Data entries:
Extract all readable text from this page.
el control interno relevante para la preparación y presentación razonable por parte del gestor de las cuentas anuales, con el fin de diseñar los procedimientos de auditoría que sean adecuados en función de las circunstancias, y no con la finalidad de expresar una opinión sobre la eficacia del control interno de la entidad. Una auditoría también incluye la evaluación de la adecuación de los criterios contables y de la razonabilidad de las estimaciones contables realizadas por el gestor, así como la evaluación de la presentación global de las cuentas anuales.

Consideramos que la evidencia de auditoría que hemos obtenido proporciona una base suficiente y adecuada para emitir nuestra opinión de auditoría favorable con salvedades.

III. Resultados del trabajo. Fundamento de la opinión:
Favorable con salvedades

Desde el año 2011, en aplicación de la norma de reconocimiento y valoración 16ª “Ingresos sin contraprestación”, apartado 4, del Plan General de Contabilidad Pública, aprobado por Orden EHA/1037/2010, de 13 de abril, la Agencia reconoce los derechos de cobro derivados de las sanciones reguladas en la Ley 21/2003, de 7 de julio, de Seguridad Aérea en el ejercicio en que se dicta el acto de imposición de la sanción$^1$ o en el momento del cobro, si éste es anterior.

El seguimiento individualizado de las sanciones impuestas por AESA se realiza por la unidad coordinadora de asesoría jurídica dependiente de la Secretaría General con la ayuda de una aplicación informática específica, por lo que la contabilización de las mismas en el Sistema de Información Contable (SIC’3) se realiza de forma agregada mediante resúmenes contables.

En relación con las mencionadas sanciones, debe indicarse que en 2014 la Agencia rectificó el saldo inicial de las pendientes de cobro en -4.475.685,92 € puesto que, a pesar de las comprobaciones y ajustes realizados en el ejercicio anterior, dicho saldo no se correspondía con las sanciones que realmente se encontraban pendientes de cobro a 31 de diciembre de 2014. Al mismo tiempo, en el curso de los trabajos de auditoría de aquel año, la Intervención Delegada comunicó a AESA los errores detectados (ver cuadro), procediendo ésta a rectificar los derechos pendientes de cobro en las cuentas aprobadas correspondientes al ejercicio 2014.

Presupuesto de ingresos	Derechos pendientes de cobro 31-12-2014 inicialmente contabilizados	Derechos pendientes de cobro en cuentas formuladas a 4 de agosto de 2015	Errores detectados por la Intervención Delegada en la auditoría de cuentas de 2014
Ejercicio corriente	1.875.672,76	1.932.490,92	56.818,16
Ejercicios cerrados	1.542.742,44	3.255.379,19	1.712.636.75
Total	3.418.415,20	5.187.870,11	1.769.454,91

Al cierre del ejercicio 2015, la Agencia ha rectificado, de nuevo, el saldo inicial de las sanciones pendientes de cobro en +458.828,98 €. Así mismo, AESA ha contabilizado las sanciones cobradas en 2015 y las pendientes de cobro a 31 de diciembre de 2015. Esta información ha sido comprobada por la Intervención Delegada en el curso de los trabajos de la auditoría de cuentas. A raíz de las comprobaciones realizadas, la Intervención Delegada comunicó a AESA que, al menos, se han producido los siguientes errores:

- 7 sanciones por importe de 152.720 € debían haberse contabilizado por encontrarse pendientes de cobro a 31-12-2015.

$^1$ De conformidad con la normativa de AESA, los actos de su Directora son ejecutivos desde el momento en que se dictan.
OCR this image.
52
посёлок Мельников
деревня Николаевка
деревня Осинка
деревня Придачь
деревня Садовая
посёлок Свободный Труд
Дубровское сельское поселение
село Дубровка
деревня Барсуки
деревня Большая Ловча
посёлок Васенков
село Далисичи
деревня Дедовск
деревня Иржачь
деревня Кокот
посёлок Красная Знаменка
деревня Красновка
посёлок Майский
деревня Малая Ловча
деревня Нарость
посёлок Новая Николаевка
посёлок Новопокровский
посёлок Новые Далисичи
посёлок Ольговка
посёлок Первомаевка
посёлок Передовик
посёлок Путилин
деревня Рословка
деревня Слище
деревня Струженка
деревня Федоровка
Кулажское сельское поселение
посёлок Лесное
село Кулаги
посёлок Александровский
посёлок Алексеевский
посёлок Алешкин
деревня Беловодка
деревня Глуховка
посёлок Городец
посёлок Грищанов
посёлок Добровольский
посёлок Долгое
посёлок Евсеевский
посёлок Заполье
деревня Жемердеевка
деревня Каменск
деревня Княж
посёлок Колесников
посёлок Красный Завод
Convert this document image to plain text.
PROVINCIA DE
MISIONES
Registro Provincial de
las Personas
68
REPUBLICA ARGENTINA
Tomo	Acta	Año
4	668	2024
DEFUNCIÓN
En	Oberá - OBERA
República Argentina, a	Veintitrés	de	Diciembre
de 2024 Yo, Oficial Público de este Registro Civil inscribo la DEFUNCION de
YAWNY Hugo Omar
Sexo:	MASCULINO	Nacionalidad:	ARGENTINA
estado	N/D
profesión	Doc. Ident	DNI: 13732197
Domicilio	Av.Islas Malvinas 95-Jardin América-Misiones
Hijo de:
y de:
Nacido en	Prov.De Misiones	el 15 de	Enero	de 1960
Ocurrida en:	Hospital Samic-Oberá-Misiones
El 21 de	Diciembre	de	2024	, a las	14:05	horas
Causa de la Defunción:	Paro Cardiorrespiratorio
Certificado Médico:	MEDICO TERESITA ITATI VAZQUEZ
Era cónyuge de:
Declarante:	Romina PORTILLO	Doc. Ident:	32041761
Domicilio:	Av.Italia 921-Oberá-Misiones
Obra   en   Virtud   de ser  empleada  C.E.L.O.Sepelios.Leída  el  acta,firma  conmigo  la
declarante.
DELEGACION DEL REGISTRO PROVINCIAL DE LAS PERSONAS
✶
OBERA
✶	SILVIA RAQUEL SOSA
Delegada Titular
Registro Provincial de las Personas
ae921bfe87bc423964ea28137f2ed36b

WHAT YOU NEED TO DO:
Check every line for "this" and show the ones that have it.

RESULT OF THE EXERCISE:
Extract all readable text from this page.
OCR this image.
Convert this document image to plain text.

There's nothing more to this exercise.